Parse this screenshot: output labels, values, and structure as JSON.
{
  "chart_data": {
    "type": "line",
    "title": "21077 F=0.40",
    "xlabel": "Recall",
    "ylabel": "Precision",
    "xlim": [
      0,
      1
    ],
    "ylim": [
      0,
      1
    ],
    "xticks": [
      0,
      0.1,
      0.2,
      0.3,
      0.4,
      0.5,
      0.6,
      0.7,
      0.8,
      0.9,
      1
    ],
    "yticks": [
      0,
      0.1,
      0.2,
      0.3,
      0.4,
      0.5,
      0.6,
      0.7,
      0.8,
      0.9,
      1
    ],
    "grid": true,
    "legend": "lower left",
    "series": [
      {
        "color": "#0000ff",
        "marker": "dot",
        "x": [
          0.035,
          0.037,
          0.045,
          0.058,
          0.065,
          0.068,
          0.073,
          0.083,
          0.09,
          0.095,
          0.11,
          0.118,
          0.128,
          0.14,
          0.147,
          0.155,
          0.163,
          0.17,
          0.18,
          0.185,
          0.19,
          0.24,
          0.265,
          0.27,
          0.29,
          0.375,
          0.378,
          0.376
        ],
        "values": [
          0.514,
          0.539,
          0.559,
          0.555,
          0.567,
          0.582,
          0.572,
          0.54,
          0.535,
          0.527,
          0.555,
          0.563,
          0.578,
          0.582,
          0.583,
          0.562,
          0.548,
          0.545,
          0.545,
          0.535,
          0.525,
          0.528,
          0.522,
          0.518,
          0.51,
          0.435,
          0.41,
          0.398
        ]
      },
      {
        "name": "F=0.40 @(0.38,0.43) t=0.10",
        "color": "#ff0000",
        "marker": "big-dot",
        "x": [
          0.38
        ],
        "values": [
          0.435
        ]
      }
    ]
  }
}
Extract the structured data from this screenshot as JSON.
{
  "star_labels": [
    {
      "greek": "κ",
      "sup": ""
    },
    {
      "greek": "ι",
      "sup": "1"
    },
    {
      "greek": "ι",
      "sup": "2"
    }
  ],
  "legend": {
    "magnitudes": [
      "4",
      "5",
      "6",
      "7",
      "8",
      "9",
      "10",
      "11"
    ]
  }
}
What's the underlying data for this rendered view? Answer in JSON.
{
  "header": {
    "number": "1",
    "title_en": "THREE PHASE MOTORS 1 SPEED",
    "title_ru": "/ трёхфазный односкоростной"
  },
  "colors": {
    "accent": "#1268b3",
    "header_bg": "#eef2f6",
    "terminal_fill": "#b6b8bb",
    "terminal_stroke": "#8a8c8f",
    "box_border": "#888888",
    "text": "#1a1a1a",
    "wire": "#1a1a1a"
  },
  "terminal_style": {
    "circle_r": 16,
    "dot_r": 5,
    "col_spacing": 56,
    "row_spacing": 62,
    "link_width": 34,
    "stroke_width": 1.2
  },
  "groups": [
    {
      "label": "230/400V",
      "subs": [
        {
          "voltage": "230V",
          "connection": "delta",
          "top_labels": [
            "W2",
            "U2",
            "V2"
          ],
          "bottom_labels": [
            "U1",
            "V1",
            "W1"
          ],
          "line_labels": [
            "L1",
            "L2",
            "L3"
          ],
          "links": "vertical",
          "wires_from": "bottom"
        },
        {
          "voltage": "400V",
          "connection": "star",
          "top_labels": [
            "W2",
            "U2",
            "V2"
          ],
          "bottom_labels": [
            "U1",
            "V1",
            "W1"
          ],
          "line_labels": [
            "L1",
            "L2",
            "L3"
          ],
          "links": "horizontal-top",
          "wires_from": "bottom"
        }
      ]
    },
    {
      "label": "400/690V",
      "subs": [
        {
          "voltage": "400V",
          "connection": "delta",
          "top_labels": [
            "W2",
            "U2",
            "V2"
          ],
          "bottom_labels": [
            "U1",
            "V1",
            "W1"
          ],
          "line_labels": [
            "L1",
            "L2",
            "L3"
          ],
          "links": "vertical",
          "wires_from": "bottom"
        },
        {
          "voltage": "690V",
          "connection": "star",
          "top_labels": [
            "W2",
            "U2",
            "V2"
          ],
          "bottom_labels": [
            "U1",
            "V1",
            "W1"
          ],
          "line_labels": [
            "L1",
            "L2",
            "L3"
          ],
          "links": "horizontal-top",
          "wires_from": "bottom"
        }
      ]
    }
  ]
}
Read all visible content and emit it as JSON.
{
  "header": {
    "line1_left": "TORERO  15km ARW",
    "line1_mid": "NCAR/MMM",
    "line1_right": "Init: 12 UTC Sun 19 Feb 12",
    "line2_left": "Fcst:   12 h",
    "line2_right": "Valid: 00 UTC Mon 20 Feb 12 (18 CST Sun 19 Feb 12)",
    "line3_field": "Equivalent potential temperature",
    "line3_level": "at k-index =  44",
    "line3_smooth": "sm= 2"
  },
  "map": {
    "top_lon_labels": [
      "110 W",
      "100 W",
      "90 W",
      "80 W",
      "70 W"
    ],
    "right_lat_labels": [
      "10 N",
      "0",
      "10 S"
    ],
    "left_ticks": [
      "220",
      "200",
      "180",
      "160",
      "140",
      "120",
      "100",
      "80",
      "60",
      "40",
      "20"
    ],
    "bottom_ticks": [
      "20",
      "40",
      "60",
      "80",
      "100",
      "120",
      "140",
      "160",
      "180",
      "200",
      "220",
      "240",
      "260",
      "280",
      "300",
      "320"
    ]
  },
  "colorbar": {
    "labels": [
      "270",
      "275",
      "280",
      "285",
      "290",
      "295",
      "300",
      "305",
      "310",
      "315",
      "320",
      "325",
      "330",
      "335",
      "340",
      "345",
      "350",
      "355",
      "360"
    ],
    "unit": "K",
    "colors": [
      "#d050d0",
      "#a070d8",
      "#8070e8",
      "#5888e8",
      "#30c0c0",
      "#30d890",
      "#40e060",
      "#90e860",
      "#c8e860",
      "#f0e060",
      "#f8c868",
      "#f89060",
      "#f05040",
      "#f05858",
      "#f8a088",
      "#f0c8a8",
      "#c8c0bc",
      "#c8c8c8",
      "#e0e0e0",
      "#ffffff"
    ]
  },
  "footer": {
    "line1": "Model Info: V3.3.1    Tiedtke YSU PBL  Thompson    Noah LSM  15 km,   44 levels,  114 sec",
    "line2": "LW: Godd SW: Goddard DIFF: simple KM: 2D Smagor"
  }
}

* * * *

### [TASK TO CARRY OUT]
Pull out all lines from the entries above that include the word "JSON".

### [EXPECTED OUTPUT]
Parse this screenshot: output labels, values, and structure as JSON.
Extract the structured data from this screenshot as JSON.
What's the underlying data for this rendered view? Answer in JSON.
Read all visible content and emit it as JSON.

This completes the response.